**Stated exercise**
Return the listing lines verbatim, beginning with the first line of the listing and stopping after the line that contains "colorbar-value-0: 0 xyxy=(577,454,584,469)".

[Element and box listings]
☆ ☆ ☆ ☆

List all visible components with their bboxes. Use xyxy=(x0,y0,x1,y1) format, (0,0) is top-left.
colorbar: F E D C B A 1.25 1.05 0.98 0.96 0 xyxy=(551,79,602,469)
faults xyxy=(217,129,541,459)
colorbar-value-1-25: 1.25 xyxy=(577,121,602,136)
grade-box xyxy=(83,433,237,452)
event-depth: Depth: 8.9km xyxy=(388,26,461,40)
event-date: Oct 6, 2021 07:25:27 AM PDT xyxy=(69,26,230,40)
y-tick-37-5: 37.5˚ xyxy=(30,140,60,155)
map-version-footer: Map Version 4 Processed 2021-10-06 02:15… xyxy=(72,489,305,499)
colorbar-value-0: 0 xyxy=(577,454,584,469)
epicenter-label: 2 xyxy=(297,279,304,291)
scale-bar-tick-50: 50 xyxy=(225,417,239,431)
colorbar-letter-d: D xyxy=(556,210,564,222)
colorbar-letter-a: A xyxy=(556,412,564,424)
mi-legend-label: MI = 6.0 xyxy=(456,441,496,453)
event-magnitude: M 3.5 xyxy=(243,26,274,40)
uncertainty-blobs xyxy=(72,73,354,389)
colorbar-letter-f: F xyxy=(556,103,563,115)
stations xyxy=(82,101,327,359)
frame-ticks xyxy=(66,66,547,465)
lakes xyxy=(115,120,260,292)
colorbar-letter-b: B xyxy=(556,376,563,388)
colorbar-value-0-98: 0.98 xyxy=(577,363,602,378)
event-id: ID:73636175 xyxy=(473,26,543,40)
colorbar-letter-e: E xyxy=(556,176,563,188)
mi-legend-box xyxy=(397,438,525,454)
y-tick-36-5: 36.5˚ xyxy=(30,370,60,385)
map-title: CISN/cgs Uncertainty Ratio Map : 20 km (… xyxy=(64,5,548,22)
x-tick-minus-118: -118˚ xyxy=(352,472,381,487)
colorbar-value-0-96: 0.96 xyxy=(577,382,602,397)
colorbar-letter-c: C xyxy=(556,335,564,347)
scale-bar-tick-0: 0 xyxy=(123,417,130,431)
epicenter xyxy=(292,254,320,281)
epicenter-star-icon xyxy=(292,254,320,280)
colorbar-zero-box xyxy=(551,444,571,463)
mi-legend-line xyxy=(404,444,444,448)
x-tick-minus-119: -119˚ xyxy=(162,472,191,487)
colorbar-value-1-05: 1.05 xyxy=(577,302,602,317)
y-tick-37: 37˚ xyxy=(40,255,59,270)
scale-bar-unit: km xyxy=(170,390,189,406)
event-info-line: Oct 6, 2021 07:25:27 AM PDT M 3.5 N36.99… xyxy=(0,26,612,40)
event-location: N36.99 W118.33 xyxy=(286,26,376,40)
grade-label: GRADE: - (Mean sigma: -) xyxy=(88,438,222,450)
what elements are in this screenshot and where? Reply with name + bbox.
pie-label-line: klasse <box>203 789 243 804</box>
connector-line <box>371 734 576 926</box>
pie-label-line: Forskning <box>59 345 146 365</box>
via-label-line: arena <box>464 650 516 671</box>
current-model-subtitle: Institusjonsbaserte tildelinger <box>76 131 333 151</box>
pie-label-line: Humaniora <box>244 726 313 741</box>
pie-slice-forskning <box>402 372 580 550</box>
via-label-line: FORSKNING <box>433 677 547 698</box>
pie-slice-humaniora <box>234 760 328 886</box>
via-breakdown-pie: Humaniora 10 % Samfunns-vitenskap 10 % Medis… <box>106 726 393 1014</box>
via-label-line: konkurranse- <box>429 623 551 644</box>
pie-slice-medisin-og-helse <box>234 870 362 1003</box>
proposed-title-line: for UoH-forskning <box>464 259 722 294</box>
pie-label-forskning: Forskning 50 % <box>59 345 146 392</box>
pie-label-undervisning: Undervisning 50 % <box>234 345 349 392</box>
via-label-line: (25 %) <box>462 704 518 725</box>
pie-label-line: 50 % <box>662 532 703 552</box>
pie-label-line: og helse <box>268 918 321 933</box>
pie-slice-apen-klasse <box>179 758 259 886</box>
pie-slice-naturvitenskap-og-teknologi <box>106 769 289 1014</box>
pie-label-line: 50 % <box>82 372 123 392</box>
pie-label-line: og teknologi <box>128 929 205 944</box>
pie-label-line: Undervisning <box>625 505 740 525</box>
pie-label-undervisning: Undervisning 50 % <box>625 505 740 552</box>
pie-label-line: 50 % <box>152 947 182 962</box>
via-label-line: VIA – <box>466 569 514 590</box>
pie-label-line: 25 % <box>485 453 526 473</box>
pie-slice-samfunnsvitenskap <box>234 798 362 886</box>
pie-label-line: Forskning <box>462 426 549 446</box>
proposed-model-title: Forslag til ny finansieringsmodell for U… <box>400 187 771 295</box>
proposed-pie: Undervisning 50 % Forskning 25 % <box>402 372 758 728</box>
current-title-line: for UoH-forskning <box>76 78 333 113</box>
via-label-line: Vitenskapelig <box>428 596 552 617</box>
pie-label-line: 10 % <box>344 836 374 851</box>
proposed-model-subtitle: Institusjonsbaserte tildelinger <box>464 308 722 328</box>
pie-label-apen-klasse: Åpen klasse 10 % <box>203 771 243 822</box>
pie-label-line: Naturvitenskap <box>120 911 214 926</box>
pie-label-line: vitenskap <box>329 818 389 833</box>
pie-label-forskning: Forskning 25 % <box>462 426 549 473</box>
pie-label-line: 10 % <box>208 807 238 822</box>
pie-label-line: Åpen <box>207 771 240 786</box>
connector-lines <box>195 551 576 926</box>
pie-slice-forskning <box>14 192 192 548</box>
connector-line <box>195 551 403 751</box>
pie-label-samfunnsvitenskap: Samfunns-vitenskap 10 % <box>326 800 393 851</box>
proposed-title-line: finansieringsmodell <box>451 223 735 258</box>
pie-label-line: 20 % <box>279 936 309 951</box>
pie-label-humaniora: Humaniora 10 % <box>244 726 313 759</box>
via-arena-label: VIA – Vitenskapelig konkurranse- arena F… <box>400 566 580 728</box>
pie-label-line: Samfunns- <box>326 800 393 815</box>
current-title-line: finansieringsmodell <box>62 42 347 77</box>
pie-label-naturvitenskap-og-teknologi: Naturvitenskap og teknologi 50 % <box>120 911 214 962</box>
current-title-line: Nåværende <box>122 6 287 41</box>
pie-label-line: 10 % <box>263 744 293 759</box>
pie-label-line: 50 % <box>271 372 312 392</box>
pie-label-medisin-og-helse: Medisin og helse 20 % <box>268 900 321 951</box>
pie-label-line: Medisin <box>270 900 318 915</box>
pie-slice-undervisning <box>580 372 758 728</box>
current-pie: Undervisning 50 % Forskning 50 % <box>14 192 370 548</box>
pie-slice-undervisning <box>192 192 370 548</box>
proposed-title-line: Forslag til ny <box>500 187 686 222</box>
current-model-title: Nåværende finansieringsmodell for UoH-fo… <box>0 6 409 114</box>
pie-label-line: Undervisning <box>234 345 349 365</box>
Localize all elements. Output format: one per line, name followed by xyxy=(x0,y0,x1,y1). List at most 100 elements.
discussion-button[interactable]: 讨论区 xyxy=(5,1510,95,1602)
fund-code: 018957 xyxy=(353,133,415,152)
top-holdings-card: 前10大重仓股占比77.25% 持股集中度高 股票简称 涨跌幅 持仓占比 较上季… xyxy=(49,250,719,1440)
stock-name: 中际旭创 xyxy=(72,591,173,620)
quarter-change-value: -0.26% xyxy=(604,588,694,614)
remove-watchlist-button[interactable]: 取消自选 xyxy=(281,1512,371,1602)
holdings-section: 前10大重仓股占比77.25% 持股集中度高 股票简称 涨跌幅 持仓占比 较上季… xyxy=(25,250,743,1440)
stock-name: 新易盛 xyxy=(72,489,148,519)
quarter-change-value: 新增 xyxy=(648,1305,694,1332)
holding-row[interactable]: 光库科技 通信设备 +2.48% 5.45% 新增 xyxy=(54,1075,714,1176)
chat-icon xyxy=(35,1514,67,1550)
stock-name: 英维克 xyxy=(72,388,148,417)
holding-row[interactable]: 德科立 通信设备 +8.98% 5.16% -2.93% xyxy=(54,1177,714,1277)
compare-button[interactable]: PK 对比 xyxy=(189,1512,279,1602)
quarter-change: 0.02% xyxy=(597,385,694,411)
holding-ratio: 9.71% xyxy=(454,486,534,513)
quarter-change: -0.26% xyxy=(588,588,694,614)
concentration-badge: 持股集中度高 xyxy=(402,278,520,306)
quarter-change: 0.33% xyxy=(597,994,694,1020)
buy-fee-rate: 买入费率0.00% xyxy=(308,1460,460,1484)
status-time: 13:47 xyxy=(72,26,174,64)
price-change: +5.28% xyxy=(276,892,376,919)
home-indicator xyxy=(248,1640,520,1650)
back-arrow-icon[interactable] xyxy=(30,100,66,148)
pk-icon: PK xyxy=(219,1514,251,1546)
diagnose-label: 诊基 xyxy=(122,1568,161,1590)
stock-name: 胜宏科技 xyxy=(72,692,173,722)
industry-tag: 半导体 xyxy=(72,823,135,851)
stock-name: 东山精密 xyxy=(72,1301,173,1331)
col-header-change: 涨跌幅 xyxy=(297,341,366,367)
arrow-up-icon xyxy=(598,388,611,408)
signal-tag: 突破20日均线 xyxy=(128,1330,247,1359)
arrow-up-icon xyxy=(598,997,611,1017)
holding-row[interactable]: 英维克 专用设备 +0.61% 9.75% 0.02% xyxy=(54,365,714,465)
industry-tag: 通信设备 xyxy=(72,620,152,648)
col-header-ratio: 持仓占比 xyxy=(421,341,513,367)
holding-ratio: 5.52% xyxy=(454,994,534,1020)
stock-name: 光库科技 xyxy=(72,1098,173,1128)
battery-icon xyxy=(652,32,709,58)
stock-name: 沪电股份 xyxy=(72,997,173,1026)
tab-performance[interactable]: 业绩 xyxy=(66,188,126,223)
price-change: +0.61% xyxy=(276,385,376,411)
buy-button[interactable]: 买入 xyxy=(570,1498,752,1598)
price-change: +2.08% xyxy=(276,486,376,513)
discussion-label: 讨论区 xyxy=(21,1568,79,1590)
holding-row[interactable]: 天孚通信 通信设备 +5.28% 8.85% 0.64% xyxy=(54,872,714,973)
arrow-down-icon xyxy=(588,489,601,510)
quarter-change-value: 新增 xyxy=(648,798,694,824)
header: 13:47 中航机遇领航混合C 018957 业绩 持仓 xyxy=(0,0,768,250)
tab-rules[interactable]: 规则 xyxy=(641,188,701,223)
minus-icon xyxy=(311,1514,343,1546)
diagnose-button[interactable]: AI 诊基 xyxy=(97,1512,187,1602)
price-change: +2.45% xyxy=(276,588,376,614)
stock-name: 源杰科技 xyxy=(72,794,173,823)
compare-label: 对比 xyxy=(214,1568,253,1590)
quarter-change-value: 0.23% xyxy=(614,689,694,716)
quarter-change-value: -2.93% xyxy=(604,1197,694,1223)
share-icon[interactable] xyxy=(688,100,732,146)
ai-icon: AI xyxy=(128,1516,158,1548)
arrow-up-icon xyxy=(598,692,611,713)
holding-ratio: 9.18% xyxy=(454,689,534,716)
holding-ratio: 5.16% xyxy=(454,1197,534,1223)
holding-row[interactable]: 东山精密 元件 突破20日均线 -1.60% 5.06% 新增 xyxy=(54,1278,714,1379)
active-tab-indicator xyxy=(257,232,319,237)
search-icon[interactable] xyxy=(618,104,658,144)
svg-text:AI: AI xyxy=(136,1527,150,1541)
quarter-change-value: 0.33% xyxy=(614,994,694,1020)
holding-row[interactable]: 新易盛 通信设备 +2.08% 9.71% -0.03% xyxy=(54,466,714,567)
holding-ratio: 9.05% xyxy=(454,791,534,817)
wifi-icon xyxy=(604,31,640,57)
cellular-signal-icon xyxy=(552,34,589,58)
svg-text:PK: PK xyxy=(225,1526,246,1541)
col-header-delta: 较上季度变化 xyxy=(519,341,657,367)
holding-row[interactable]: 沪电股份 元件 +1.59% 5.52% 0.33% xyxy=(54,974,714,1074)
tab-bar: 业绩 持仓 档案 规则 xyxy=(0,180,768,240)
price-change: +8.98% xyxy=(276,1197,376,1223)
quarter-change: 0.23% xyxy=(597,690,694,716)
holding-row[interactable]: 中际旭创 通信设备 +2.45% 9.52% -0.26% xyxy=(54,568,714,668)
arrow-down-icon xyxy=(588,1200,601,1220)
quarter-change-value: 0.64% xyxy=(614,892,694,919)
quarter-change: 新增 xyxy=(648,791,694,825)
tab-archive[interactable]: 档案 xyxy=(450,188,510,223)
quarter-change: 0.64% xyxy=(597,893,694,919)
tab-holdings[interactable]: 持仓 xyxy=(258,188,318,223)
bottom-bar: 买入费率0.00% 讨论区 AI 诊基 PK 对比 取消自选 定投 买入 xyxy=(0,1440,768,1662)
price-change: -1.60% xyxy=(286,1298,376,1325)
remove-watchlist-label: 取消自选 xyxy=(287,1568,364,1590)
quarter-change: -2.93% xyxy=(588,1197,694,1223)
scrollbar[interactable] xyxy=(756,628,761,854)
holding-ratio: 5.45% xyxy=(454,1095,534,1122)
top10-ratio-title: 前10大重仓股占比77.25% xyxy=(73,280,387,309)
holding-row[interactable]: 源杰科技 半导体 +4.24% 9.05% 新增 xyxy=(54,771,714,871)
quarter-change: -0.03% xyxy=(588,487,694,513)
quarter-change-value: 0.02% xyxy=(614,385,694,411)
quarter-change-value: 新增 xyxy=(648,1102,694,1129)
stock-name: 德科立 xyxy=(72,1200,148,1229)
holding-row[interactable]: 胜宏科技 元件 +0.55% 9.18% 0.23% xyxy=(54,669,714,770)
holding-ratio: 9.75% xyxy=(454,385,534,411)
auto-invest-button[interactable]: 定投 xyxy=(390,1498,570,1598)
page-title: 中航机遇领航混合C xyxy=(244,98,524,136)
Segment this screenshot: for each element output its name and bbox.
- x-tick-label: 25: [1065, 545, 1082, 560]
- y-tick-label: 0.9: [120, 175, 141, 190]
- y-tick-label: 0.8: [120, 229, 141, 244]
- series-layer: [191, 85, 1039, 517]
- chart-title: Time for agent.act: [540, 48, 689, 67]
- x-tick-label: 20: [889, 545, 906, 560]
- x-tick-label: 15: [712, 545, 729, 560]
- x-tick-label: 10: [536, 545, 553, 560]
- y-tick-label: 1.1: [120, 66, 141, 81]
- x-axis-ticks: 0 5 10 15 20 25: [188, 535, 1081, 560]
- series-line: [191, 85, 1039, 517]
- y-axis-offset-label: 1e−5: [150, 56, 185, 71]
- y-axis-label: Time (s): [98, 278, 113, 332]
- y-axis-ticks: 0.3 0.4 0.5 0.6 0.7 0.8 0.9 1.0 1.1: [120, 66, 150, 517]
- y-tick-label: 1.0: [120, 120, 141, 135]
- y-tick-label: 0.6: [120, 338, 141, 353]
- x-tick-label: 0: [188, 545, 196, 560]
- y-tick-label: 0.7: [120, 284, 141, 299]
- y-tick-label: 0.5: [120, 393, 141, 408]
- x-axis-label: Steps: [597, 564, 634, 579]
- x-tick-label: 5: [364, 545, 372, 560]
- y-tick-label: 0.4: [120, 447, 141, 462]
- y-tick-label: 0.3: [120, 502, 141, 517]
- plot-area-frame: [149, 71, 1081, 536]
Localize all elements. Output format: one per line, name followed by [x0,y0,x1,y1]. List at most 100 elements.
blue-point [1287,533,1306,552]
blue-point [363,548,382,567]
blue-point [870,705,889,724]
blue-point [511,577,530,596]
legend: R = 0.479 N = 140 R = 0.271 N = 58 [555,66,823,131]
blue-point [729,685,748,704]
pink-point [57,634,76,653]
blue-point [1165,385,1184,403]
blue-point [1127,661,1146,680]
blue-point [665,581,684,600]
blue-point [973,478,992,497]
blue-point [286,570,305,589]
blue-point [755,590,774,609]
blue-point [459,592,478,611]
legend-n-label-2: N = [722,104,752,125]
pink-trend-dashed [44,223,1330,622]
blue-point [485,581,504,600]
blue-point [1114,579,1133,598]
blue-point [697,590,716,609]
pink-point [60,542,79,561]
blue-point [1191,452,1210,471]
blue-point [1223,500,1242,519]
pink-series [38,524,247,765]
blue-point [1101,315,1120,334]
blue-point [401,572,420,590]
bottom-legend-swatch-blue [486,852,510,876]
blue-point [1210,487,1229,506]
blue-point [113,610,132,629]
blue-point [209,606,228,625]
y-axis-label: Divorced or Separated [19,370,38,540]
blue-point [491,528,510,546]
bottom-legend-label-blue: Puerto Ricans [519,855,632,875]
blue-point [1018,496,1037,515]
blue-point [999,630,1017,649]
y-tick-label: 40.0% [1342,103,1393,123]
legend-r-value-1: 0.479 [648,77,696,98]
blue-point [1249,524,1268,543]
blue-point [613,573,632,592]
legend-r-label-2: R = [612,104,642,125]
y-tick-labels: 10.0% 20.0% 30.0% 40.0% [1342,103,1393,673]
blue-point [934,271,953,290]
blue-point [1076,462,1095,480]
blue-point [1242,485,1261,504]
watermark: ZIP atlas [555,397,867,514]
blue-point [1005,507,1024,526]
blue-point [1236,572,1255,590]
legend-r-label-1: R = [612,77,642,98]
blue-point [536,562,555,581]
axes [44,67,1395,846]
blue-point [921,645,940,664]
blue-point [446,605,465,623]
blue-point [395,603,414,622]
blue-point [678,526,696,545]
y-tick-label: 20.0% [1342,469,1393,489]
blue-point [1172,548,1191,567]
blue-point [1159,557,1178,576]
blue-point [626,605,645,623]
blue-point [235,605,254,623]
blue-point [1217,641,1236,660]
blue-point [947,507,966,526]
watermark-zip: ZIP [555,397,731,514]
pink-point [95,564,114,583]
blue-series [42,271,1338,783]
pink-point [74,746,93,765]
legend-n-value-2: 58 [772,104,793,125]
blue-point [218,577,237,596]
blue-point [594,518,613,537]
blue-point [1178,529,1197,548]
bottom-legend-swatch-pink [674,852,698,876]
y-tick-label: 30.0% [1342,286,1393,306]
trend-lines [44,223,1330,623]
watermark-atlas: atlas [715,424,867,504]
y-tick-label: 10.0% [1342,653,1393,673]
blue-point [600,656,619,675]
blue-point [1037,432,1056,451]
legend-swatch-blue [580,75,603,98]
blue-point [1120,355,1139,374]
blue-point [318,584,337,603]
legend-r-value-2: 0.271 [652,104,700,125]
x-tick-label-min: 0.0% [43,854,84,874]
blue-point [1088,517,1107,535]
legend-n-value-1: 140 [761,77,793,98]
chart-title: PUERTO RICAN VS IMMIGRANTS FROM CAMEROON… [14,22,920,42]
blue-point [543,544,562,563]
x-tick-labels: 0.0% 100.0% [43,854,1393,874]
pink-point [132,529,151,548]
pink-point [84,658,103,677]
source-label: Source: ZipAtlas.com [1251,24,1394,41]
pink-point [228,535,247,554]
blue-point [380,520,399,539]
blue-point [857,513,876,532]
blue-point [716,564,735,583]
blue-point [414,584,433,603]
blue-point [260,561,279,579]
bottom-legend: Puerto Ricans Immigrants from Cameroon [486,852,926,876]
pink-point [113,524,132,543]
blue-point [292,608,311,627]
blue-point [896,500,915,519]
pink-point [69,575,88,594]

☆ ☆ ☆ ☆

**Correct output**
List all visible components with their bboxes. Use xyxy=(x0,y0,x1,y1) format, (0,0) is top-left.
colorbar: F E D C B A 1.25 1.05 0.98 0.96 0 xyxy=(551,79,602,469)
faults xyxy=(217,129,541,459)
colorbar-value-1-25: 1.25 xyxy=(577,121,602,136)
grade-box xyxy=(83,433,237,452)
event-depth: Depth: 8.9km xyxy=(388,26,461,40)
event-date: Oct 6, 2021 07:25:27 AM PDT xyxy=(69,26,230,40)
y-tick-37-5: 37.5˚ xyxy=(30,140,60,155)
map-version-footer: Map Version 4 Processed 2021-10-06 02:15… xyxy=(72,489,305,499)
colorbar-value-0: 0 xyxy=(577,454,584,469)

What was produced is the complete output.